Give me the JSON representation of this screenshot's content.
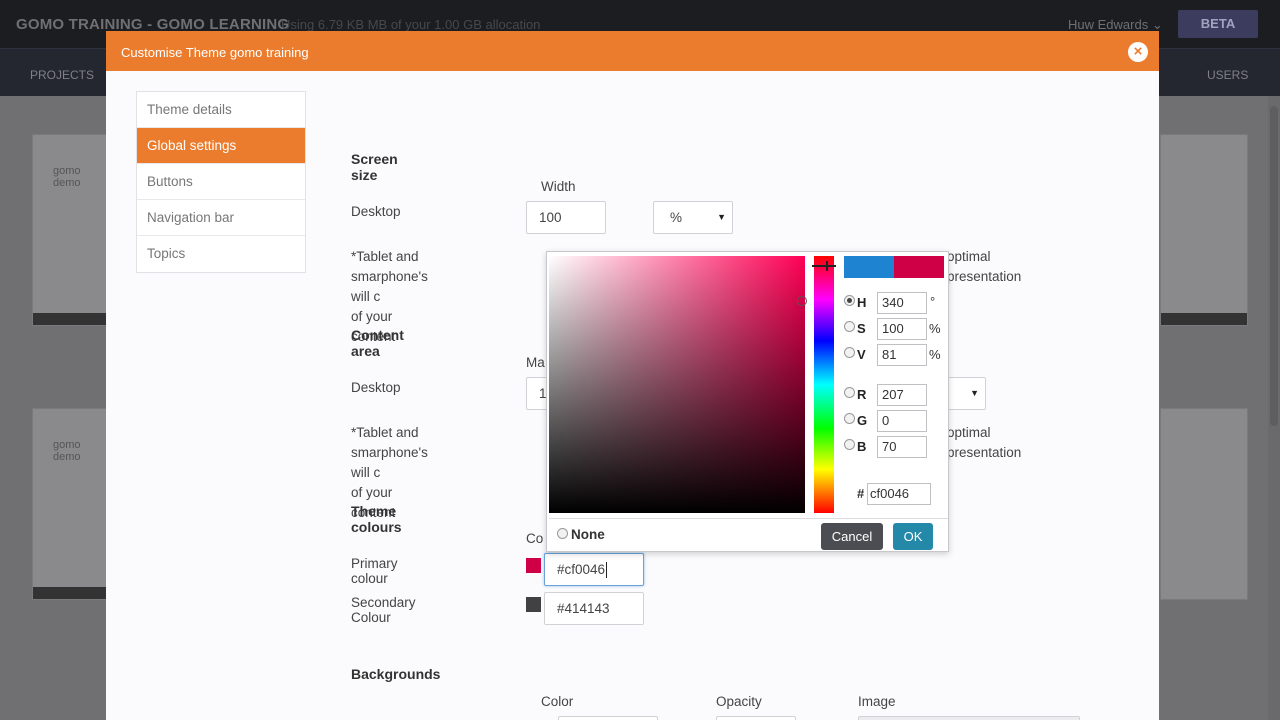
{
  "app": {
    "brand": "GOMO TRAINING - GOMO LEARNING",
    "usage": "Using 6.79 KB MB of your 1.00 GB allocation",
    "user": "Huw Edwards",
    "beta_label": "BETA",
    "nav_left": "PROJECTS",
    "nav_right": "USERS",
    "thumb_title": "gomo demo"
  },
  "modal": {
    "title": "Customise Theme gomo training",
    "close_icon": "close-icon",
    "sidebar": [
      {
        "label": "Theme details",
        "active": false
      },
      {
        "label": "Global settings",
        "active": true
      },
      {
        "label": "Buttons",
        "active": false
      },
      {
        "label": "Navigation bar",
        "active": false
      },
      {
        "label": "Topics",
        "active": false
      }
    ],
    "screen_size": {
      "heading": "Screen size",
      "width_label": "Width",
      "desktop_label": "Desktop",
      "width_value": "100",
      "unit_value": "%",
      "note_line1": "*Tablet and smarphone's will c",
      "note_tail": "optimal presentation",
      "note_line2": "of your content"
    },
    "content_area": {
      "heading": "Content area",
      "max_label": "Ma",
      "desktop_label": "Desktop",
      "value_partial": "1",
      "note_line1": "*Tablet and smarphone's will c",
      "note_tail": "optimal presentation",
      "note_line2": "of your content"
    },
    "theme_colours": {
      "heading": "Theme colours",
      "col_label": "Co",
      "primary_label": "Primary colour",
      "primary_value": "#cf0046",
      "primary_color": "#cf0046",
      "secondary_label": "Secondary Colour",
      "secondary_value": "#414143",
      "secondary_color": "#414143"
    },
    "backgrounds": {
      "heading": "Backgrounds",
      "color_label": "Color",
      "opacity_label": "Opacity",
      "image_label": "Image"
    }
  },
  "color_picker": {
    "new_color": "#1e83d1",
    "current_color": "#cf0046",
    "h": "340",
    "h_unit": "°",
    "s": "100",
    "s_unit": "%",
    "v": "81",
    "v_unit": "%",
    "r": "207",
    "g": "0",
    "b": "70",
    "hex_prefix": "#",
    "hex": "cf0046",
    "labels": {
      "h": "H",
      "s": "S",
      "v": "V",
      "r": "R",
      "g": "G",
      "b": "B"
    },
    "none_label": "None",
    "cancel_label": "Cancel",
    "ok_label": "OK"
  }
}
----------
Requirements.
Print each record exactly as it stands, leaving the images out.

Task output.
Give me the JSON representation of this screenshot's content.
{
  "app": {
    "brand": "GOMO TRAINING - GOMO LEARNING",
    "usage": "Using 6.79 KB MB of your 1.00 GB allocation",
    "user": "Huw Edwards",
    "beta_label": "BETA",
    "nav_left": "PROJECTS",
    "nav_right": "USERS",
    "thumb_title": "gomo demo"
  },
  "modal": {
    "title": "Customise Theme gomo training",
    "close_icon": "close-icon",
    "sidebar": [
      {
        "label": "Theme details",
        "active": false
      },
      {
        "label": "Global settings",
        "active": true
      },
      {
        "label": "Buttons",
        "active": false
      },
      {
        "label": "Navigation bar",
        "active": false
      },
      {
        "label": "Topics",
        "active": false
      }
    ],
    "screen_size": {
      "heading": "Screen size",
      "width_label": "Width",
      "desktop_label": "Desktop",
      "width_value": "100",
      "unit_value": "%",
      "note_line1": "*Tablet and smarphone's will c",
      "note_tail": "optimal presentation",
      "note_line2": "of your content"
    },
    "content_area": {
      "heading": "Content area",
      "max_label": "Ma",
      "desktop_label": "Desktop",
      "value_partial": "1",
      "note_line1": "*Tablet and smarphone's will c",
      "note_tail": "optimal presentation",
      "note_line2": "of your content"
    },
    "theme_colours": {
      "heading": "Theme colours",
      "col_label": "Co",
      "primary_label": "Primary colour",
      "primary_value": "#cf0046",
      "primary_color": "#cf0046",
      "secondary_label": "Secondary Colour",
      "secondary_value": "#414143",
      "secondary_color": "#414143"
    },
    "backgrounds": {
      "heading": "Backgrounds",
      "color_label": "Color",
      "opacity_label": "Opacity",
      "image_label": "Image"
    }
  },
  "color_picker": {
    "new_color": "#1e83d1",
    "current_color": "#cf0046",
    "h": "340",
    "h_unit": "°",
    "s": "100",
    "s_unit": "%",
    "v": "81",
    "v_unit": "%",
    "r": "207",
    "g": "0",
    "b": "70",
    "hex_prefix": "#",
    "hex": "cf0046",
    "labels": {
      "h": "H",
      "s": "S",
      "v": "V",
      "r": "R",
      "g": "G",
      "b": "B"
    },
    "none_label": "None",
    "cancel_label": "Cancel",
    "ok_label": "OK"
  }
}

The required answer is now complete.